Task: Read the material below and count the lines holding the string "JSON". Give that count with nothing added.

Data:
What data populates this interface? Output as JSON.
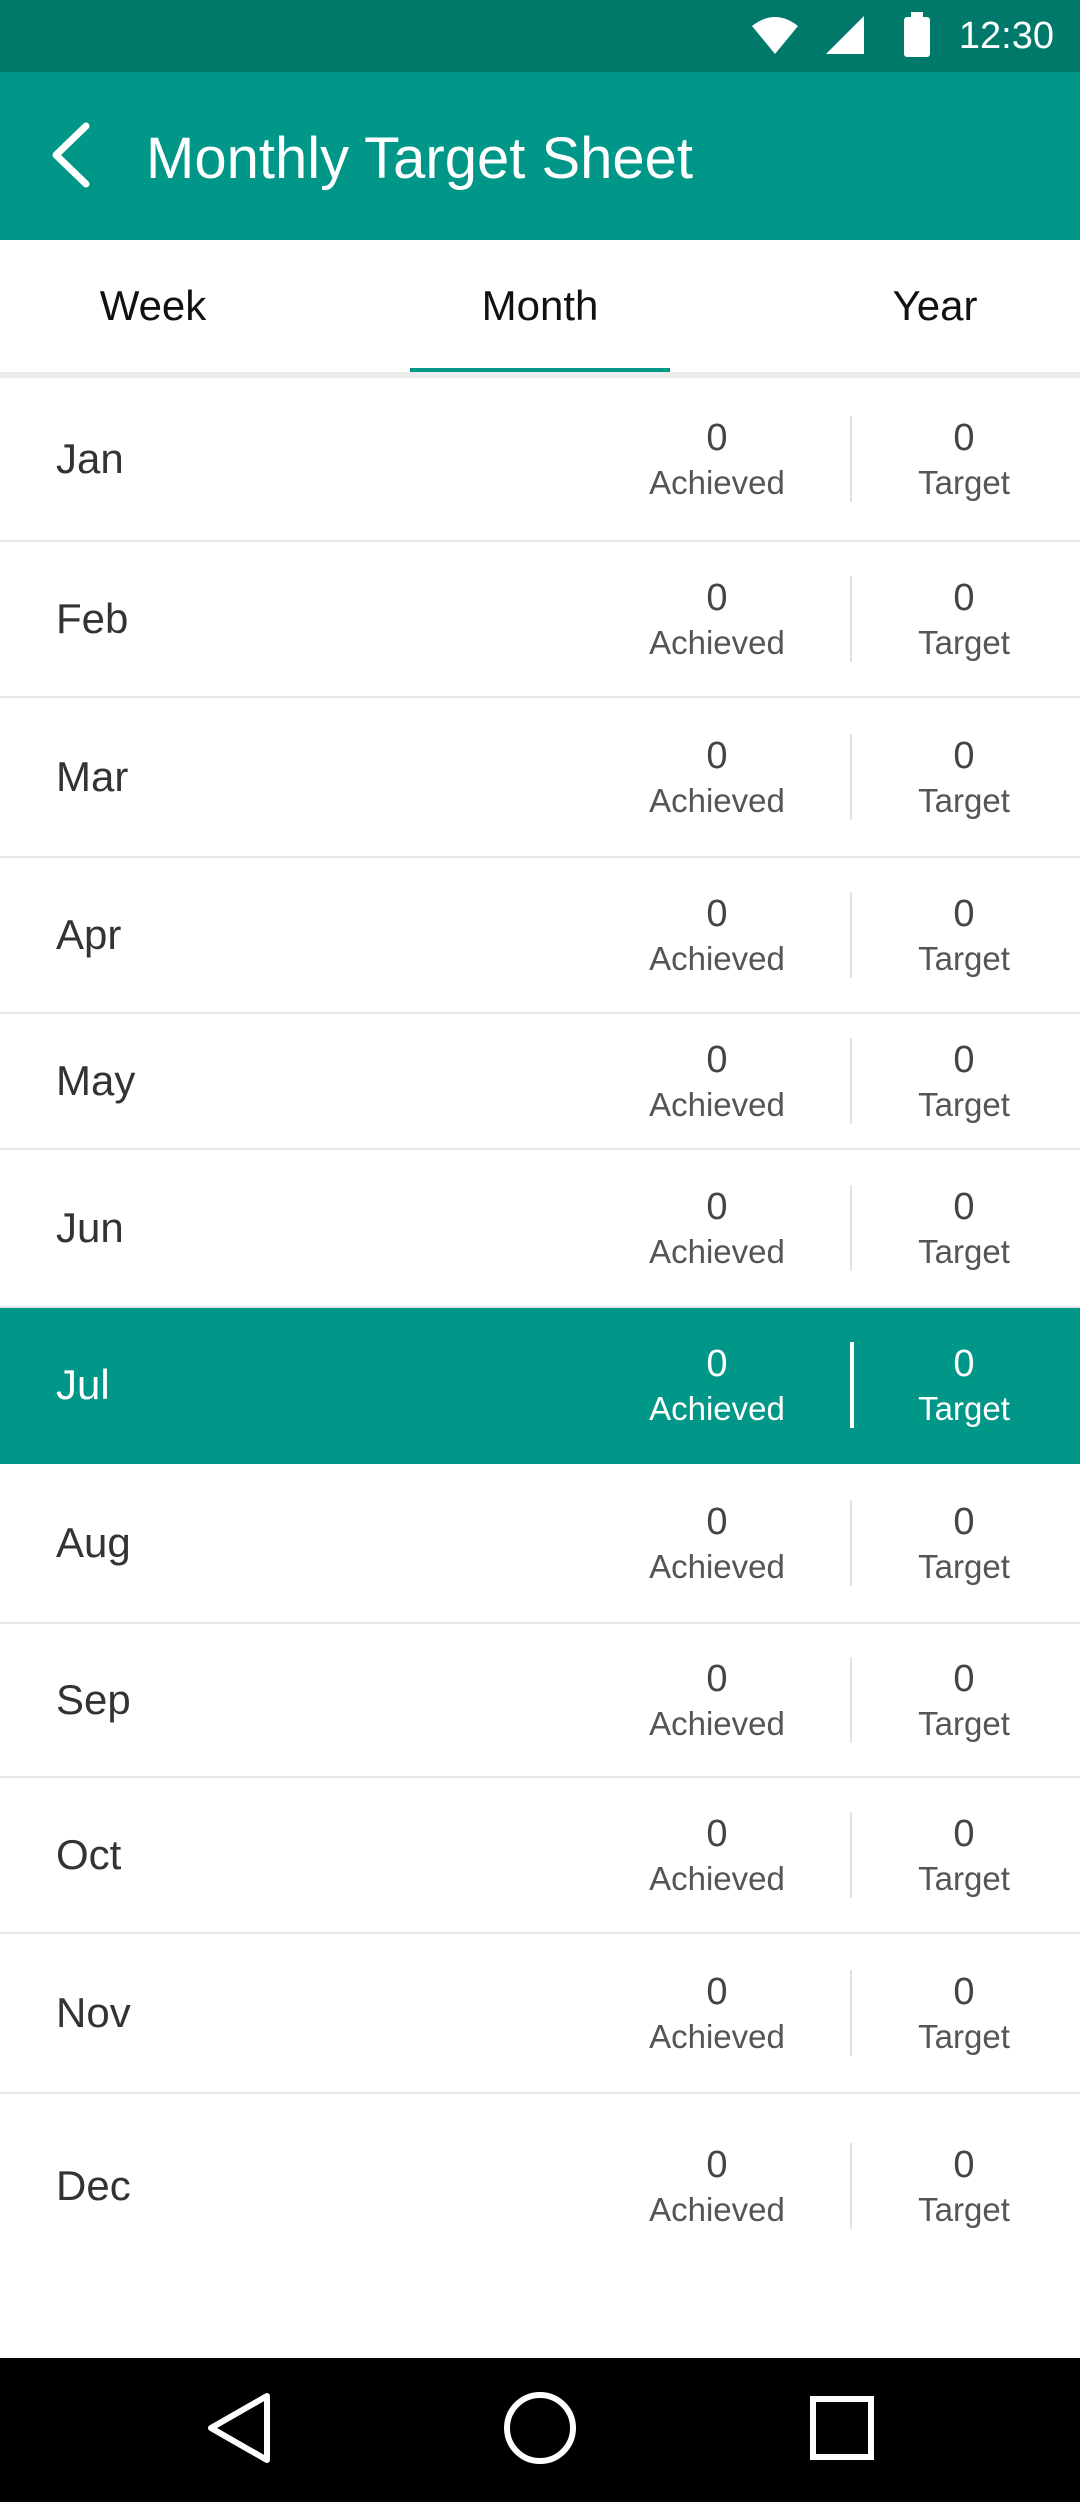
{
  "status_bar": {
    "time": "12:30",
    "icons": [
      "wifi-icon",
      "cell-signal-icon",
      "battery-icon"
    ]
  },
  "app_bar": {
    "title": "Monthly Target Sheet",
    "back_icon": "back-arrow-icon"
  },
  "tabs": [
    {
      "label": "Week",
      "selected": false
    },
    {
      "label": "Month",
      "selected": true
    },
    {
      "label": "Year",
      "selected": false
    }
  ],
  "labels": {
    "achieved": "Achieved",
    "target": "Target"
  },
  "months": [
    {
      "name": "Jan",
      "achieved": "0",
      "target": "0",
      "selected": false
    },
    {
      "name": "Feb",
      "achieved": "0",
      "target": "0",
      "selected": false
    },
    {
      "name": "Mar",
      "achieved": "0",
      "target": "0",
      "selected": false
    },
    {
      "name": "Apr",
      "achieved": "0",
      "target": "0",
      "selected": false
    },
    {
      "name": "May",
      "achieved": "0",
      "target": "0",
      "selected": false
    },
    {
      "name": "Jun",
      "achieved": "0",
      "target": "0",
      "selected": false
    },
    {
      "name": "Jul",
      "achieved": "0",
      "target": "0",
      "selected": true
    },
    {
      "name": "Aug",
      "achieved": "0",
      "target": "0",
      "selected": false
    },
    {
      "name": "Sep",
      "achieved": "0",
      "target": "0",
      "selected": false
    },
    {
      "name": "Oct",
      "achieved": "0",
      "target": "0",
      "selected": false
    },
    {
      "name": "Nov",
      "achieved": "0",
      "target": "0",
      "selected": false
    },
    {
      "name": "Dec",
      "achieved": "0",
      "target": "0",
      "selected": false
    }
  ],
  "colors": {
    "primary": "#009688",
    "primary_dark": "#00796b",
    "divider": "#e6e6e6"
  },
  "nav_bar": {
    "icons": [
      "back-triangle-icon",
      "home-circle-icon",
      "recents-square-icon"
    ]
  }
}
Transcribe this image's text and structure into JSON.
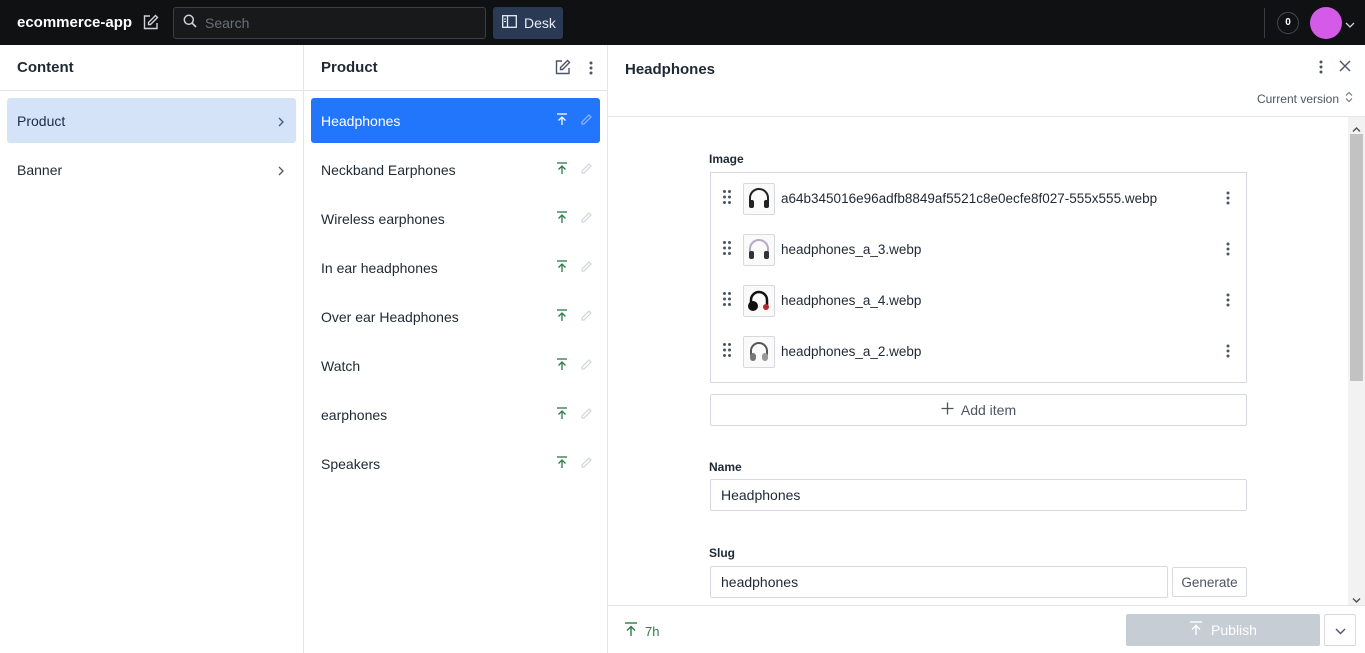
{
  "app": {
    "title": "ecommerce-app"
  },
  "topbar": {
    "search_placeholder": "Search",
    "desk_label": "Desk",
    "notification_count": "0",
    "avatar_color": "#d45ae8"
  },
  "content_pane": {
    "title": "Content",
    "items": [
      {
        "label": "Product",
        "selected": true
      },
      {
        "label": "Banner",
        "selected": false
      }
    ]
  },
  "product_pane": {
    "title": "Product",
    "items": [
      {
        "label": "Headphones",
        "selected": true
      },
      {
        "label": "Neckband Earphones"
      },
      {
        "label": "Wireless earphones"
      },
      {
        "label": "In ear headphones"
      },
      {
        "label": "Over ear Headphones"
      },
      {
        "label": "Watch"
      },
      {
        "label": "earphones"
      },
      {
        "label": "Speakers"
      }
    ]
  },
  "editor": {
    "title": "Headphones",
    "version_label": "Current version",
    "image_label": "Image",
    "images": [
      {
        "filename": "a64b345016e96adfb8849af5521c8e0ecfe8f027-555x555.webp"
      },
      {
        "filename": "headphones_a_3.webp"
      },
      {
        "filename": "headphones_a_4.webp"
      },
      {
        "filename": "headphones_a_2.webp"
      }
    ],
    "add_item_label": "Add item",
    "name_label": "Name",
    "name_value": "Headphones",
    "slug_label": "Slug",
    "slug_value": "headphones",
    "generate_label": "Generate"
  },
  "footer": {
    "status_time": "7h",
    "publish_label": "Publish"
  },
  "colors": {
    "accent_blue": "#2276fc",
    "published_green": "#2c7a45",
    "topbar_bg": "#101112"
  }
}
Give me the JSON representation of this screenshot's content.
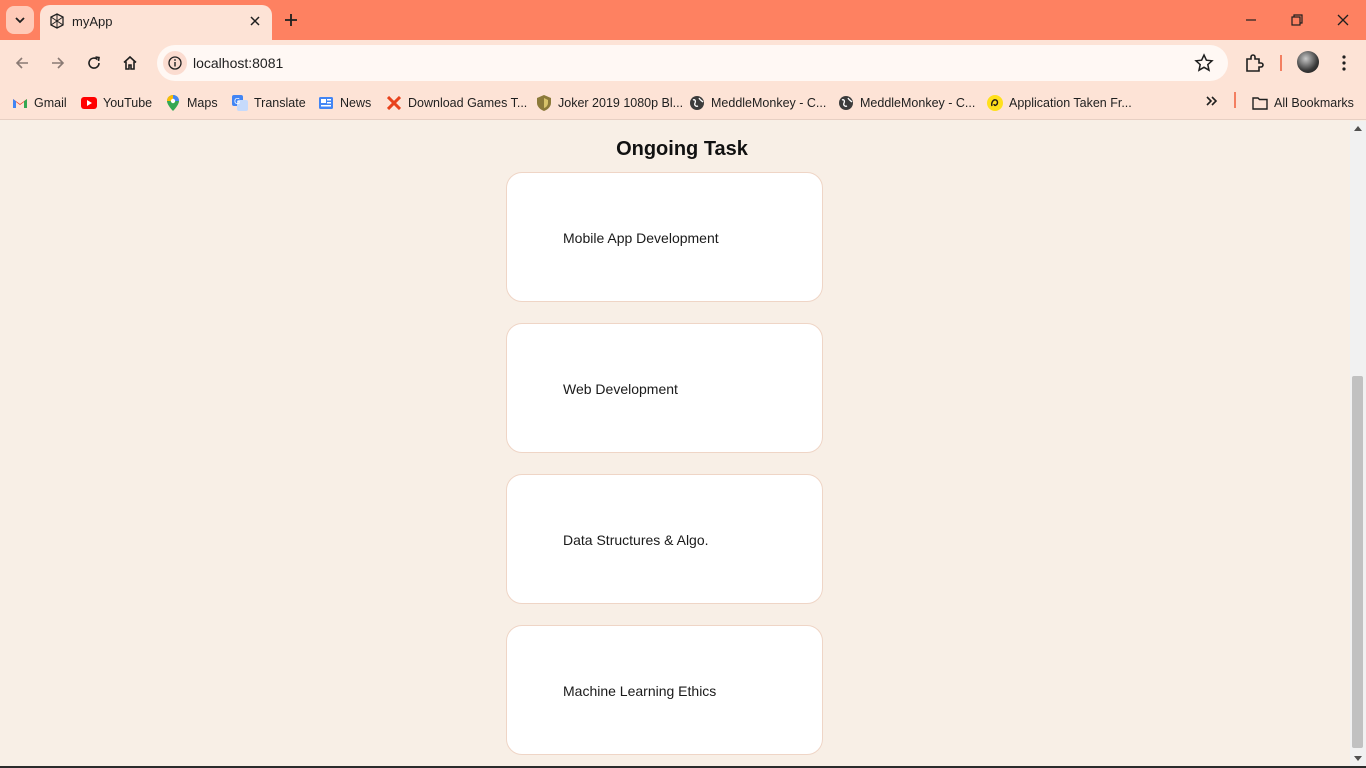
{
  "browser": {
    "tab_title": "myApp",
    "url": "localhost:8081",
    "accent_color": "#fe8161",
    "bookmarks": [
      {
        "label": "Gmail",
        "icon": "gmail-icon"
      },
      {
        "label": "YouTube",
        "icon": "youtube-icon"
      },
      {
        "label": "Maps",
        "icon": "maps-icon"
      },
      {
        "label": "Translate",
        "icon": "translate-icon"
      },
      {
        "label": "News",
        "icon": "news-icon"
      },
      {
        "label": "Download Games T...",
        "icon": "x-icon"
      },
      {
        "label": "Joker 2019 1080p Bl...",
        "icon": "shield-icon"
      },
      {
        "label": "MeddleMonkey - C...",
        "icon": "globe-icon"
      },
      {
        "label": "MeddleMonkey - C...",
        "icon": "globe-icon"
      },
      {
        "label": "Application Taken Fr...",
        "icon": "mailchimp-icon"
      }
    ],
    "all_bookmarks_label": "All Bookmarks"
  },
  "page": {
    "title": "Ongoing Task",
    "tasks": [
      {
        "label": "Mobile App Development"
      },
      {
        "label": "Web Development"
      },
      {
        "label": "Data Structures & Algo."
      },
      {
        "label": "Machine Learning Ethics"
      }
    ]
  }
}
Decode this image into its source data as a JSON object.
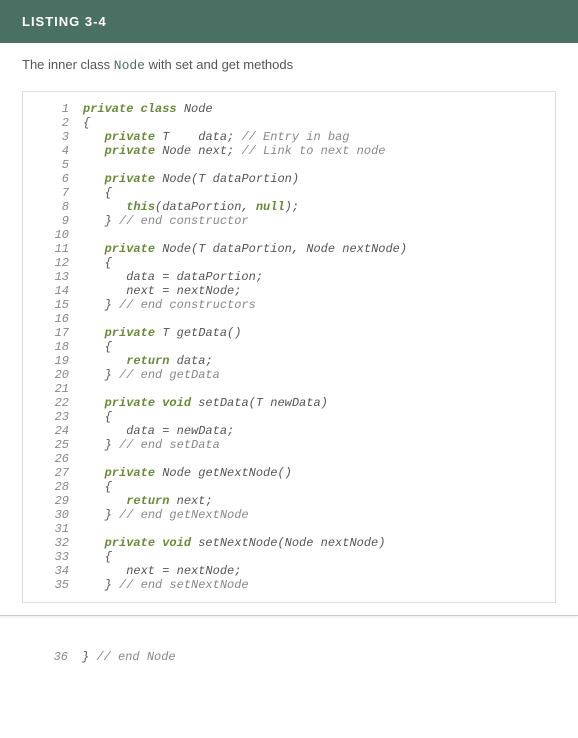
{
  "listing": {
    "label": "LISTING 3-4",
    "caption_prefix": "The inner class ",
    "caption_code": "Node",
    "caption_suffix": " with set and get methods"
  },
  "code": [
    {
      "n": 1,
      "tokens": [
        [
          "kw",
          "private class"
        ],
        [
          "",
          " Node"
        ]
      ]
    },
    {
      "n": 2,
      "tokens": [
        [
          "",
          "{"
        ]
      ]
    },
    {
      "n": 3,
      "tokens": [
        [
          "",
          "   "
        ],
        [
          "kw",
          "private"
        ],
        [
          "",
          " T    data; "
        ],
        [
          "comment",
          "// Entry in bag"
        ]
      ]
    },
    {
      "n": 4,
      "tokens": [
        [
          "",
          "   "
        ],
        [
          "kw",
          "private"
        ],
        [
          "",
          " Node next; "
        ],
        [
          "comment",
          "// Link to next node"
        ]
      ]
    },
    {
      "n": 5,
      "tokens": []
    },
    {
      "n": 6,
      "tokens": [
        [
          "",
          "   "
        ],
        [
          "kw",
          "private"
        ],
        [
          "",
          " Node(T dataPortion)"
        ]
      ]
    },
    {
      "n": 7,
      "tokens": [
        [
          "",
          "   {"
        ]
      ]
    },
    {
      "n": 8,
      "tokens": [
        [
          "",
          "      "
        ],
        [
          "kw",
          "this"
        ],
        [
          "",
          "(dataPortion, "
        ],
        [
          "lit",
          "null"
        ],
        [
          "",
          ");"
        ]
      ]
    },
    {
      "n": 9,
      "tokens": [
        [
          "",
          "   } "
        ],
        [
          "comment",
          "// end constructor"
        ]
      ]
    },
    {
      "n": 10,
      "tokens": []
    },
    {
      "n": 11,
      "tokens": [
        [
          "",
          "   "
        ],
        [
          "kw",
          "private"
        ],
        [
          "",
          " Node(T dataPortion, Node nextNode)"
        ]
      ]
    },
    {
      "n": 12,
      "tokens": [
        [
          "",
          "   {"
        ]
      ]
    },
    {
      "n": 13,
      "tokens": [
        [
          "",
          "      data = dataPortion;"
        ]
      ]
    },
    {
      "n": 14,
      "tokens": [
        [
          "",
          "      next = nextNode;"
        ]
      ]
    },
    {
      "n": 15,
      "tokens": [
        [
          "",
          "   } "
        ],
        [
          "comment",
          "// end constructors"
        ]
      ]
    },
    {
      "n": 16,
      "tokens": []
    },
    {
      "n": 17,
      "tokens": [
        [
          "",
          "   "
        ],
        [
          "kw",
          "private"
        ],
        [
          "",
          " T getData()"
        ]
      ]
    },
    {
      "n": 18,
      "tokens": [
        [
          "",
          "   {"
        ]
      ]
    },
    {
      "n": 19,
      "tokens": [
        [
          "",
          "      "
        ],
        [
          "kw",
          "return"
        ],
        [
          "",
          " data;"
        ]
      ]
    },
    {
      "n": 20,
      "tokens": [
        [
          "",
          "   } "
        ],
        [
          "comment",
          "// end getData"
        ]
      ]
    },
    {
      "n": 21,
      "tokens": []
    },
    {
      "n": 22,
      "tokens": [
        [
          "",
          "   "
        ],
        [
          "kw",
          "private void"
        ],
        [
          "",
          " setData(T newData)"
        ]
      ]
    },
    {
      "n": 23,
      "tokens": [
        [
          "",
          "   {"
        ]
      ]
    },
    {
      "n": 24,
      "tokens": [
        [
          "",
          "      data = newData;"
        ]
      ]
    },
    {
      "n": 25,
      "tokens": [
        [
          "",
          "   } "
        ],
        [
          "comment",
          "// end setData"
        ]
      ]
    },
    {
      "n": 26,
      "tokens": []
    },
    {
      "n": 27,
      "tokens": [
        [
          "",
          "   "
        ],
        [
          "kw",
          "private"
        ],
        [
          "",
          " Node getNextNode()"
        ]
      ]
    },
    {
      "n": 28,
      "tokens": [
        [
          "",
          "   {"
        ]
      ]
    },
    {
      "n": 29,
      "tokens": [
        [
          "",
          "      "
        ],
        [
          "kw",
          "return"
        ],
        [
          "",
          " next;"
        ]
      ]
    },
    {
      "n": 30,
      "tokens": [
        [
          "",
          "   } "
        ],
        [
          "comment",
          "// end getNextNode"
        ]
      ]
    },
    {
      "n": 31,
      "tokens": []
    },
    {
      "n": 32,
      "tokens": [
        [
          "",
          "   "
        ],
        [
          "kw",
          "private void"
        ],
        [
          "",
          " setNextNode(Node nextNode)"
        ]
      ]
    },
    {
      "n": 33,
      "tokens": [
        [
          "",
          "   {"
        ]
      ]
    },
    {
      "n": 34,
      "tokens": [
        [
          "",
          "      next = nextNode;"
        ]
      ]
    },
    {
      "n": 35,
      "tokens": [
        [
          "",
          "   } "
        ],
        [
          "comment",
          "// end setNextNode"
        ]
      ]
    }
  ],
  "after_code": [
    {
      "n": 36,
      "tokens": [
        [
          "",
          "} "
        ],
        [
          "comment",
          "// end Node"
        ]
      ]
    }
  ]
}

The output: 4